What you are asked to do:
Find each line with "BioInteractive" and copy it.

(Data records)

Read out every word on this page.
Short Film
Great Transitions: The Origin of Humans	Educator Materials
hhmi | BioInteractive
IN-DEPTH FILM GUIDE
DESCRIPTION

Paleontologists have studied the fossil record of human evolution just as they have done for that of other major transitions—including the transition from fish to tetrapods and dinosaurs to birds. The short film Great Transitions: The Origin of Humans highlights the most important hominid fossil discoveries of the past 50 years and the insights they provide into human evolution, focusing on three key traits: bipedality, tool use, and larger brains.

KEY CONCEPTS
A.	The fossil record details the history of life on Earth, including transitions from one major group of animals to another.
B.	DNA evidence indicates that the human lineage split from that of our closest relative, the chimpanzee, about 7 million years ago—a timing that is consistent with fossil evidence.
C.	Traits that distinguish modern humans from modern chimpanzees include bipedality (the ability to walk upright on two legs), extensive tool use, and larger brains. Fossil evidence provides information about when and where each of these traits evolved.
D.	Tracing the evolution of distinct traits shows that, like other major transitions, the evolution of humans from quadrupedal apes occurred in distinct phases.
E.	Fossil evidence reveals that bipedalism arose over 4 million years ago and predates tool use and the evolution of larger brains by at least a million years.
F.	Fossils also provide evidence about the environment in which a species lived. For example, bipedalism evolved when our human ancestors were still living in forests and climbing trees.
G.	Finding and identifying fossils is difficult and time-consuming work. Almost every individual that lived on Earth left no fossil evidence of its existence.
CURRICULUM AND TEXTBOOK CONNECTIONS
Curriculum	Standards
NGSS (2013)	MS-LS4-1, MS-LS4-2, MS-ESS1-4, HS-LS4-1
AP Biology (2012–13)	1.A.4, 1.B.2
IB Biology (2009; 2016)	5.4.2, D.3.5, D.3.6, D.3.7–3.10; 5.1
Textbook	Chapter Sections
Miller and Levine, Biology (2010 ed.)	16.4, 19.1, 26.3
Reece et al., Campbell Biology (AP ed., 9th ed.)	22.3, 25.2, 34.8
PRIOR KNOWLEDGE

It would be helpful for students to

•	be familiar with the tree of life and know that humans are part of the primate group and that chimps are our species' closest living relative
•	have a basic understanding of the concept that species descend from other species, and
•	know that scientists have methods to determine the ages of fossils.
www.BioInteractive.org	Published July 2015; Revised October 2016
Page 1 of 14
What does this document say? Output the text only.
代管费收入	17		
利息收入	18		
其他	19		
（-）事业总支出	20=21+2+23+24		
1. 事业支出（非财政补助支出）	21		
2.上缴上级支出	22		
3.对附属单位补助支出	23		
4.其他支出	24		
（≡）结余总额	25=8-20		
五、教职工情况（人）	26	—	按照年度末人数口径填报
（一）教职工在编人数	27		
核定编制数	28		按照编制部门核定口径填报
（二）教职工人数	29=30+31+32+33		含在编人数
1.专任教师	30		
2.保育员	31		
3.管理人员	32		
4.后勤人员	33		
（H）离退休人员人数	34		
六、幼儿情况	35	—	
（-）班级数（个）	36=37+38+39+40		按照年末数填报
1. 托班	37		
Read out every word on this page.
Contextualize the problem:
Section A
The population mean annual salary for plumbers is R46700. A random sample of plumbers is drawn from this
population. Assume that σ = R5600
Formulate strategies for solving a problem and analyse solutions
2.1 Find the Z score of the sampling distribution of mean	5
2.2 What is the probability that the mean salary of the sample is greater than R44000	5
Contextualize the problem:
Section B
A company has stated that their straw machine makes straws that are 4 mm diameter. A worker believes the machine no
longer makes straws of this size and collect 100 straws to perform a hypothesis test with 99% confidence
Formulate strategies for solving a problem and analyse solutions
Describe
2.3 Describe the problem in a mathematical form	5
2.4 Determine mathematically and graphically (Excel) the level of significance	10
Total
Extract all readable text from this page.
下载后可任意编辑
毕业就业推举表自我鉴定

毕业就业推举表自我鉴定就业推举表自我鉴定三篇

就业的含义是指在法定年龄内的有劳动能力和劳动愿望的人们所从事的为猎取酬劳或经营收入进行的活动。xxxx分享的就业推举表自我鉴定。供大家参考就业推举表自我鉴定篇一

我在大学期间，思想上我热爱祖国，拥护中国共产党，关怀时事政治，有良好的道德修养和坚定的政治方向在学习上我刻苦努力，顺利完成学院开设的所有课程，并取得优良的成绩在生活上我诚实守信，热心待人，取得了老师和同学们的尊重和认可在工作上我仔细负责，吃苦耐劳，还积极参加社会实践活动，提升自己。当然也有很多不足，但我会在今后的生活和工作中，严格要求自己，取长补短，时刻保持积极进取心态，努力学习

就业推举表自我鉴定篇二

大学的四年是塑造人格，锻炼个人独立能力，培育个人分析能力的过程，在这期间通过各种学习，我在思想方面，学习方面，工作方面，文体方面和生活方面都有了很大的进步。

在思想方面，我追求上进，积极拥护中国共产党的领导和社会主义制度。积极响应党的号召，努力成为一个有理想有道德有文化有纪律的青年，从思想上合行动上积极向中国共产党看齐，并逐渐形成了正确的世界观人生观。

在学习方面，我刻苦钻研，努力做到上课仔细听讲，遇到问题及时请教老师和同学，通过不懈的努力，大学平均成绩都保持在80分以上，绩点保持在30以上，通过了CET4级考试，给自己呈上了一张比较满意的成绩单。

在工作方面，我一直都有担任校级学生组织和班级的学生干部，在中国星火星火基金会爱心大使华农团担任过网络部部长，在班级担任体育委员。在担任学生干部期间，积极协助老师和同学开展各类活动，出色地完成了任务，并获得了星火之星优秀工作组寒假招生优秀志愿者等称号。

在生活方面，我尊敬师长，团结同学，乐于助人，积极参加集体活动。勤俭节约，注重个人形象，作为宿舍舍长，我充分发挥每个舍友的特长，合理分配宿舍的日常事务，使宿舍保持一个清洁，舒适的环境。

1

Output of the task:
hhmi | BioInteractive
www.BioInteractive.org	Published July 2015; Revised October 2016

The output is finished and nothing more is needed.